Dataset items

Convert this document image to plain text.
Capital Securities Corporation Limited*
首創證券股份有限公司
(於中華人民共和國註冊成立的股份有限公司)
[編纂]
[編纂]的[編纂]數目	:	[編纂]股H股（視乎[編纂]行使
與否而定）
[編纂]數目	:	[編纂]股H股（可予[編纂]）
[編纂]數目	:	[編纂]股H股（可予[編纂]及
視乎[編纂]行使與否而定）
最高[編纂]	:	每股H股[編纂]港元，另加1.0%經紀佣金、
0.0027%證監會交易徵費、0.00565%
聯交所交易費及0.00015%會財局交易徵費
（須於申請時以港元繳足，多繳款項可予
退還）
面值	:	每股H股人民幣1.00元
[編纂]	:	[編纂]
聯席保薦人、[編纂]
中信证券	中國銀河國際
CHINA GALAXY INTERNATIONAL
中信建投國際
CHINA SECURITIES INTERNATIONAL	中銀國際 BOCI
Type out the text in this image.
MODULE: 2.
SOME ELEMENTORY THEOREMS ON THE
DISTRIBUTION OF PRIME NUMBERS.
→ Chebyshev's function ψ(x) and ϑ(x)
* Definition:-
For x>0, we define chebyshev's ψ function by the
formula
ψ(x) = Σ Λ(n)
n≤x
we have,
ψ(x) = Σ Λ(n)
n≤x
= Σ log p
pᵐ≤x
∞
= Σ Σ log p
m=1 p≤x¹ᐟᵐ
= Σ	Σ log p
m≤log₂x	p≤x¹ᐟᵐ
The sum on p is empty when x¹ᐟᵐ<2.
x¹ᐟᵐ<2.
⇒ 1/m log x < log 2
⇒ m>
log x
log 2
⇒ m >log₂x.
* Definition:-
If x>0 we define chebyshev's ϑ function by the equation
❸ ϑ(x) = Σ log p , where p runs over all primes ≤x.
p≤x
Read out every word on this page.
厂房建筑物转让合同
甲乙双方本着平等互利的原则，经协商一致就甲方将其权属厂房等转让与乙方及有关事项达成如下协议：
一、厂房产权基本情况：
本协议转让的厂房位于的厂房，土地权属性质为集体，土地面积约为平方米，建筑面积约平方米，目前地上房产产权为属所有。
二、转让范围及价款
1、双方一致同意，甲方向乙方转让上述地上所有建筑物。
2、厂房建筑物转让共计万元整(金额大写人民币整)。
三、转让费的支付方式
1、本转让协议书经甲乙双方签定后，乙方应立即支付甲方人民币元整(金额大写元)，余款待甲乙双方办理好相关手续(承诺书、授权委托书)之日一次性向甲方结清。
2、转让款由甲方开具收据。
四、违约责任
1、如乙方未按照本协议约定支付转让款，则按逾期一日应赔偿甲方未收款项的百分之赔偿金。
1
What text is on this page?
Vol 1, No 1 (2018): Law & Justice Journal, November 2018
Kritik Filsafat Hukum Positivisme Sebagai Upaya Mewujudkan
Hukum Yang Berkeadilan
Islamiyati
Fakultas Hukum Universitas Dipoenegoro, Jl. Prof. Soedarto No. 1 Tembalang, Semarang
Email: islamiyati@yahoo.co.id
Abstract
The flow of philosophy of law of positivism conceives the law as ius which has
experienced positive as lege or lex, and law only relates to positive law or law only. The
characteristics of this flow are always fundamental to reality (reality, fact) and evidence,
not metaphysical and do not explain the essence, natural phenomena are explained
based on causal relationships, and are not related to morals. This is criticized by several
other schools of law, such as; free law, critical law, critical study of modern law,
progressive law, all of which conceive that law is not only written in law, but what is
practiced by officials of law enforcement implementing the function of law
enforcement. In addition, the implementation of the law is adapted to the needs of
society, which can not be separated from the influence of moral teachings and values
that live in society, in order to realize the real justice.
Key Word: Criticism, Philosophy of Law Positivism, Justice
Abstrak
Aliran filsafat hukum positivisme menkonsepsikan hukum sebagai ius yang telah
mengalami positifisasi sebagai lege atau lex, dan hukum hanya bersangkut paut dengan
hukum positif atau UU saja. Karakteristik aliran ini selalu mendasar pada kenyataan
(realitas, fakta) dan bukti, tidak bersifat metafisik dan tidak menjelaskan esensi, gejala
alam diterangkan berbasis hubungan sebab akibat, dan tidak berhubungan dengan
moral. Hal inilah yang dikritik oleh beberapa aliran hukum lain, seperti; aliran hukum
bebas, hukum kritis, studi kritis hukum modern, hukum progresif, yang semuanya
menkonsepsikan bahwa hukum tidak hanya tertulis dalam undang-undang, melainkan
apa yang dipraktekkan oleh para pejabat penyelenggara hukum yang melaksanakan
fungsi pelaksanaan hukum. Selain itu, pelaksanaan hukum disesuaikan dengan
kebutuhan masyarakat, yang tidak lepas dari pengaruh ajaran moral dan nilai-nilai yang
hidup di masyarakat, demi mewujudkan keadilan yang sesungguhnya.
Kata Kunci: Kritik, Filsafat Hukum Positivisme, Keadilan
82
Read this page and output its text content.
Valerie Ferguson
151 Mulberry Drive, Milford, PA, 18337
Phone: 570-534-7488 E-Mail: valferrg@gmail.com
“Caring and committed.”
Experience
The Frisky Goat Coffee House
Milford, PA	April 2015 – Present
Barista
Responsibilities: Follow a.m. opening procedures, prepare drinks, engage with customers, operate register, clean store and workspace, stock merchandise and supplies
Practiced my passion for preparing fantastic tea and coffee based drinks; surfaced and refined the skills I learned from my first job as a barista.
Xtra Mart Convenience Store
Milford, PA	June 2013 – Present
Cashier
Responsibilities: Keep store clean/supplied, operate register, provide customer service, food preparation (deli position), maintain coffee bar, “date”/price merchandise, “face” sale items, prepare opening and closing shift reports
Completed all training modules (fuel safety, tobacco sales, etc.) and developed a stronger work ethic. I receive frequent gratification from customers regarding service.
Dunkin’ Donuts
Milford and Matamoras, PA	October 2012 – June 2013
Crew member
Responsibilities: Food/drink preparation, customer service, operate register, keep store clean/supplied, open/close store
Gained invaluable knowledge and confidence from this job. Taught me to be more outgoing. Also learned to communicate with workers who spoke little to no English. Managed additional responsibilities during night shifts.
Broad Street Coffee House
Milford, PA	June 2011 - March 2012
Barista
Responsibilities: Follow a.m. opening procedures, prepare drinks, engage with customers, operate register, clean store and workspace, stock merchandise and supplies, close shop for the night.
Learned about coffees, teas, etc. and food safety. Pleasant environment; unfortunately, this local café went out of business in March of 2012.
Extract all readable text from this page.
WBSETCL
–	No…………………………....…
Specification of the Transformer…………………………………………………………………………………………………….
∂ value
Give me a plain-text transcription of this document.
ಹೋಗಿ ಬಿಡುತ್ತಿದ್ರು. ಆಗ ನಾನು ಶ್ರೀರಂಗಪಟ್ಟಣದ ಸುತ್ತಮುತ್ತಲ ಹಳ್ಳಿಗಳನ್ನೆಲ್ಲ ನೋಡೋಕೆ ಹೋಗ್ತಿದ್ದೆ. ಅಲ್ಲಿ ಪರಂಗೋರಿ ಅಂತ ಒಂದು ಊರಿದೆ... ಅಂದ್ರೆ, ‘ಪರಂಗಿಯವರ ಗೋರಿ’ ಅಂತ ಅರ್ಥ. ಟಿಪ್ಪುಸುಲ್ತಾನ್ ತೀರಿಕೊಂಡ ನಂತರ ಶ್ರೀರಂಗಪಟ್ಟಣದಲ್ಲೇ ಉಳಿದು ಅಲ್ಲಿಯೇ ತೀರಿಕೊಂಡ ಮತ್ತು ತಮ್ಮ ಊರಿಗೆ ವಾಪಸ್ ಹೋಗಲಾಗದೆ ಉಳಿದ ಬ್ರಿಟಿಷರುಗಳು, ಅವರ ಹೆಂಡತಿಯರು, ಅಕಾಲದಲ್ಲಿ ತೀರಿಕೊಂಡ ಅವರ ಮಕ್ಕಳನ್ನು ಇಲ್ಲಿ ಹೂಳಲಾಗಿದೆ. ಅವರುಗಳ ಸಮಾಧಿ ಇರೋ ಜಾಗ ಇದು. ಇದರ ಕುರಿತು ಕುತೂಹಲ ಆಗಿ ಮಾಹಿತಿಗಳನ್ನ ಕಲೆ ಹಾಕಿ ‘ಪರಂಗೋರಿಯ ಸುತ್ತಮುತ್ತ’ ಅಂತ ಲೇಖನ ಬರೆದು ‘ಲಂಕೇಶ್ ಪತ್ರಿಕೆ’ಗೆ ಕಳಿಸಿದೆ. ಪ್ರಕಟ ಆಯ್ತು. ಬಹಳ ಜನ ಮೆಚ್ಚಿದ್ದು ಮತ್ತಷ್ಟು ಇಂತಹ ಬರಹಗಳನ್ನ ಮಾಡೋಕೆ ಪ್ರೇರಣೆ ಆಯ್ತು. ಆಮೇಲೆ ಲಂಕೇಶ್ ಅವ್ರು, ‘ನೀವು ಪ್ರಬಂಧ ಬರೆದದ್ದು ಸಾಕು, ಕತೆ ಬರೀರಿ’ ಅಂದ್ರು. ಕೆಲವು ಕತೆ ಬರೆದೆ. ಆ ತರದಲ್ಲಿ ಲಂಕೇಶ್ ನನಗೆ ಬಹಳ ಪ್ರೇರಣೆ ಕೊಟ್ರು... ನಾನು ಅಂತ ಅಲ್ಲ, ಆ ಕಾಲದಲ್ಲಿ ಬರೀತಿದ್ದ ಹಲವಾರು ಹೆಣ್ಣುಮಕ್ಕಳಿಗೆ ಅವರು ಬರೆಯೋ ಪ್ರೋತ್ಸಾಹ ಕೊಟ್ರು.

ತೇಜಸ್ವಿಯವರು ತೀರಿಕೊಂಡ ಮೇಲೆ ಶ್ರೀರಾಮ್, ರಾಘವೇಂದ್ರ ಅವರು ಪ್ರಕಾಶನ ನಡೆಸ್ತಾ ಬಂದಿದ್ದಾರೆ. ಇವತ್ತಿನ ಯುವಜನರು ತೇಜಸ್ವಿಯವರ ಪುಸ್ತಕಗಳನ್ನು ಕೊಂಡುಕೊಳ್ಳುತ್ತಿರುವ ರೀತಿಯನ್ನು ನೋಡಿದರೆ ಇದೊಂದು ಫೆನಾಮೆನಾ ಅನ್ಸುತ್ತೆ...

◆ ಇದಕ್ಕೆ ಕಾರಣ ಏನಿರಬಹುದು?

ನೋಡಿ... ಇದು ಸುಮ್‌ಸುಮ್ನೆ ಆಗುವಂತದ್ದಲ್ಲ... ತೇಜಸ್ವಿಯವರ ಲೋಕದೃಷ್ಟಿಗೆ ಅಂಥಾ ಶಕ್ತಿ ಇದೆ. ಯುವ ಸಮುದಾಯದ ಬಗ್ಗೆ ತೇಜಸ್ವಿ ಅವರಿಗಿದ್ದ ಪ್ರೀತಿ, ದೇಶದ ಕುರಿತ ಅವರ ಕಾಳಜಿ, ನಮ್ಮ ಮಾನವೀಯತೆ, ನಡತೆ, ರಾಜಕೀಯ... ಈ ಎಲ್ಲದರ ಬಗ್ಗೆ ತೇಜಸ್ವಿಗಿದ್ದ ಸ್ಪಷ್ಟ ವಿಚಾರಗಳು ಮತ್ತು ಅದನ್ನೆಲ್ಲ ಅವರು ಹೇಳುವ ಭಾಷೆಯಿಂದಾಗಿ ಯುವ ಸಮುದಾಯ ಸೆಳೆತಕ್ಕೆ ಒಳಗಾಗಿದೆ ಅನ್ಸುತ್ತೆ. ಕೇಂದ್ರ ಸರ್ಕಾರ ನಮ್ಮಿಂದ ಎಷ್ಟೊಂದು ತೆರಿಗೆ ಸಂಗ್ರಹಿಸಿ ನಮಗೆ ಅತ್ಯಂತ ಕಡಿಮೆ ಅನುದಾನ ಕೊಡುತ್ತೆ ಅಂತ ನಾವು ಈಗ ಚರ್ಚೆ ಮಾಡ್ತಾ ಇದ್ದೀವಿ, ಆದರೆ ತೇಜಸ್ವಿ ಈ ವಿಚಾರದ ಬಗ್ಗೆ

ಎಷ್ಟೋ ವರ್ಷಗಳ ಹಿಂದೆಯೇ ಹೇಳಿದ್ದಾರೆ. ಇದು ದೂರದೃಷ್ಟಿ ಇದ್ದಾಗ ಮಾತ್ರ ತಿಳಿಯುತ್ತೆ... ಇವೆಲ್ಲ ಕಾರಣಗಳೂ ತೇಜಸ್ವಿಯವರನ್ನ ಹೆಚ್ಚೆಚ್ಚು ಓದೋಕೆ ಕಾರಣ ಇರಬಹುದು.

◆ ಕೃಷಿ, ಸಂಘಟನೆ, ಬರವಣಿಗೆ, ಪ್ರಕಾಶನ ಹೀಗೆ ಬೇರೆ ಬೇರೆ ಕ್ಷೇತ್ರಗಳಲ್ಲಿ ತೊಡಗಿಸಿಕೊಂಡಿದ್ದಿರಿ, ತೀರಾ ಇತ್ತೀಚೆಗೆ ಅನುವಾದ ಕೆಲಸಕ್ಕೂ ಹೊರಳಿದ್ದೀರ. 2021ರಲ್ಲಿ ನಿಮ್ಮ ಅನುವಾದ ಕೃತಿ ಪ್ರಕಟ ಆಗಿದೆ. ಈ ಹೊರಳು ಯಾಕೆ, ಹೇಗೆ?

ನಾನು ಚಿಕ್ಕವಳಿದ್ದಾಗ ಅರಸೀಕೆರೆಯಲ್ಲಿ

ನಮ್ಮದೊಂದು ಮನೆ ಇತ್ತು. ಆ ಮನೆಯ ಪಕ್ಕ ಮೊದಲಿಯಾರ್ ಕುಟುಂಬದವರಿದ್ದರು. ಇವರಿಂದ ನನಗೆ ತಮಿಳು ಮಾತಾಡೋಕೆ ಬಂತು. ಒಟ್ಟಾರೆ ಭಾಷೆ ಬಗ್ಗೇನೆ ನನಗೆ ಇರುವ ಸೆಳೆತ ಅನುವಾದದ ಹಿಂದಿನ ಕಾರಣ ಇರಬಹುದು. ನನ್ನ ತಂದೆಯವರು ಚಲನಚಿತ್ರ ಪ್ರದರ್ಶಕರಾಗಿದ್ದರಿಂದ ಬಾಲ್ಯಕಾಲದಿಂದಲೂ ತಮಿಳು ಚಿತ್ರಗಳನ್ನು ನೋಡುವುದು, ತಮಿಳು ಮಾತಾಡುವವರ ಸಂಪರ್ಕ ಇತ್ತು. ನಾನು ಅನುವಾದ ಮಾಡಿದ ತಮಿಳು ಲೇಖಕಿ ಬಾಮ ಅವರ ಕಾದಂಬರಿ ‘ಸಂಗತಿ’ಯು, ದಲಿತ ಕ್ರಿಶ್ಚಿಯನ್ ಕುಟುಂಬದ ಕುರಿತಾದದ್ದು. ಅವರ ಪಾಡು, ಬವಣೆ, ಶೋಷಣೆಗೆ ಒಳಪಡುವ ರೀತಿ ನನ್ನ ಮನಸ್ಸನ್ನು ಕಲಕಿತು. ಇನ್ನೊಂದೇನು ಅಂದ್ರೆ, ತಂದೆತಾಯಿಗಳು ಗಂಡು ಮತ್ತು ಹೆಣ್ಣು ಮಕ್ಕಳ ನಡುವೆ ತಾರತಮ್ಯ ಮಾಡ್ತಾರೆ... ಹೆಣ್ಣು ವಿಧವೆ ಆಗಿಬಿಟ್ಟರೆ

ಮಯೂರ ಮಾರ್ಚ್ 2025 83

## Aim of the task
Sift the material for lines with the string "Milford". Copy each one found.

## Task answer
151 Mulberry Drive, Milford, PA, 18337
Milford, PA	April 2015 – Present
Milford, PA	June 2013 – Present
Milford and Matamoras, PA	October 2012 – June 2013
Milford, PA	June 2011 - March 2012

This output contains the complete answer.